**What you will do:** Extract every line of the records below verbatim, omitting the pictures.

[Stored data entries]
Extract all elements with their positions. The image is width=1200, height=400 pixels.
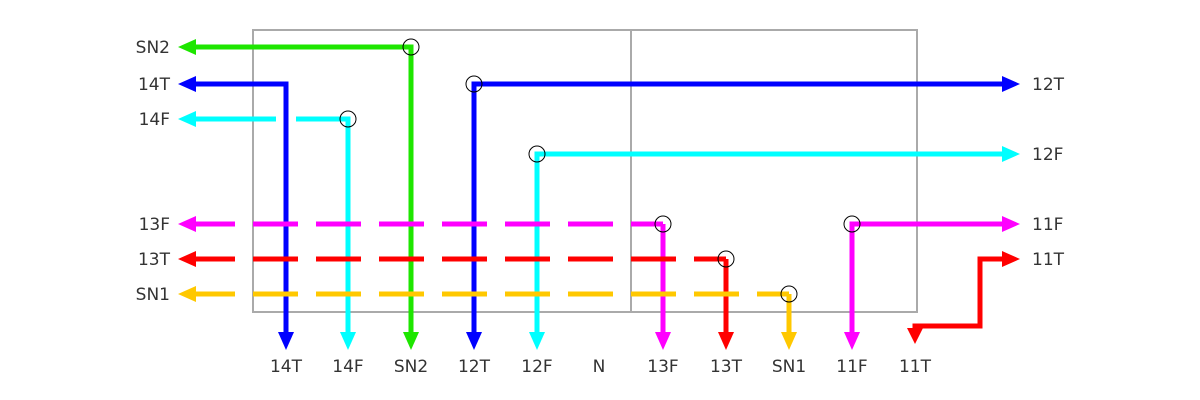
left-labels: SN2 14T 14F 13F 13T SN1 xyxy=(136,38,171,305)
bottom-label: 14F xyxy=(332,357,363,377)
right-label: 11T xyxy=(1032,250,1065,270)
bottom-label: 12F xyxy=(521,357,552,377)
bottom-label: 13F xyxy=(647,357,678,377)
left-label: SN1 xyxy=(136,285,170,305)
wires xyxy=(178,39,1020,350)
frame xyxy=(252,29,918,313)
right-label: 12T xyxy=(1032,75,1065,95)
left-label: 13F xyxy=(139,215,170,235)
bottom-label: 11F xyxy=(836,357,867,377)
bottom-label: 12T xyxy=(458,357,491,377)
left-label: 14F xyxy=(139,110,170,130)
bottom-labels: 14T 14F SN2 12T 12F N 13F 13T SN1 11F 11… xyxy=(270,357,932,377)
right-label: 12F xyxy=(1032,145,1063,165)
left-label: SN2 xyxy=(136,38,170,58)
bottom-label: N xyxy=(593,357,606,377)
left-label: 13T xyxy=(138,250,171,270)
bottom-label: SN1 xyxy=(772,357,806,377)
bottom-label: SN2 xyxy=(394,357,428,377)
bottom-label: 14T xyxy=(270,357,303,377)
bottom-label: 11T xyxy=(899,357,932,377)
right-labels: 12T 12F 11F 11T xyxy=(1032,75,1065,270)
left-label: 14T xyxy=(138,75,171,95)
right-label: 11F xyxy=(1032,215,1063,235)
bottom-label: 13T xyxy=(710,357,743,377)
junctions xyxy=(339,38,861,303)
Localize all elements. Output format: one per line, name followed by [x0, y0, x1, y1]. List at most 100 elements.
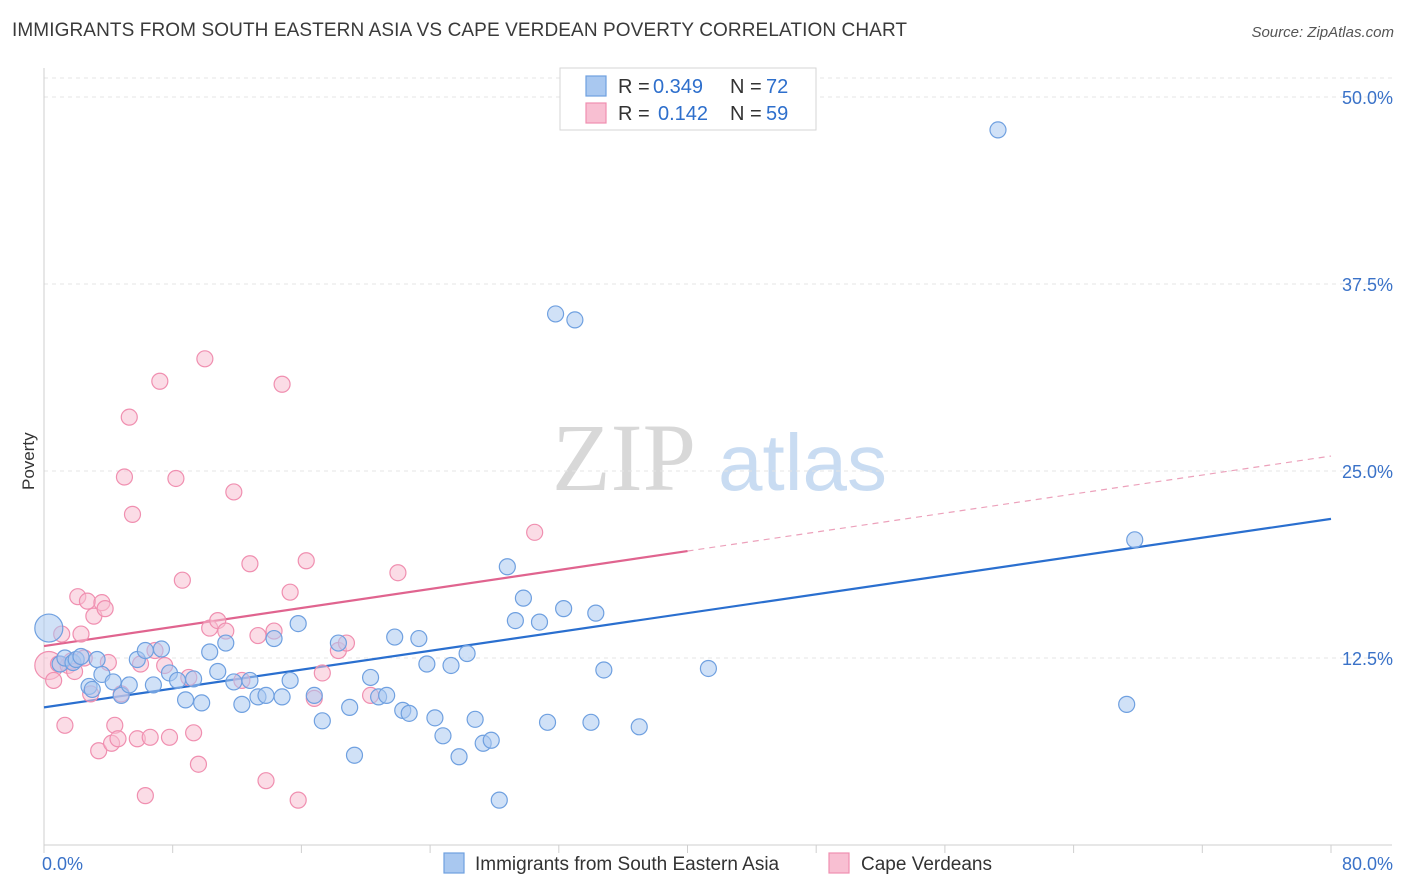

**Answer to this exercise:**
Extract all elements with their positions. The image is width=1200, height=400 pixels.
left-labels: SN2 14T 14F 13F 13T SN1 xyxy=(136,38,171,305)
bottom-label: 14F xyxy=(332,357,363,377)
right-label: 11T xyxy=(1032,250,1065,270)
bottom-label: 12F xyxy=(521,357,552,377)
bottom-label: 13F xyxy=(647,357,678,377)
left-label: SN1 xyxy=(136,285,170,305)
wires xyxy=(178,39,1020,350)
frame xyxy=(252,29,918,313)
right-label: 12T xyxy=(1032,75,1065,95)
left-label: 13F xyxy=(139,215,170,235)
bottom-label: 11F xyxy=(836,357,867,377)
bottom-label: 12T xyxy=(458,357,491,377)
left-label: 14F xyxy=(139,110,170,130)
bottom-labels: 14T 14F SN2 12T 12F N 13F 13T SN1 11F 11… xyxy=(270,357,932,377)
right-label: 12F xyxy=(1032,145,1063,165)
left-label: SN2 xyxy=(136,38,170,58)
bottom-label: N xyxy=(593,357,606,377)
left-label: 13T xyxy=(138,250,171,270)
bottom-label: SN1 xyxy=(772,357,806,377)
bottom-label: SN2 xyxy=(394,357,428,377)
bottom-label: 14T xyxy=(270,357,303,377)
bottom-label: 11T xyxy=(899,357,932,377)
right-labels: 12T 12F 11F 11T xyxy=(1032,75,1065,270)
left-label: 14T xyxy=(138,75,171,95)
right-label: 11F xyxy=(1032,215,1063,235)
bottom-label: 13T xyxy=(710,357,743,377)
junctions xyxy=(339,38,861,303)
Localize all elements. Output format: one per line, name followed by [x0, y0, x1, y1]. List at most 100 elements.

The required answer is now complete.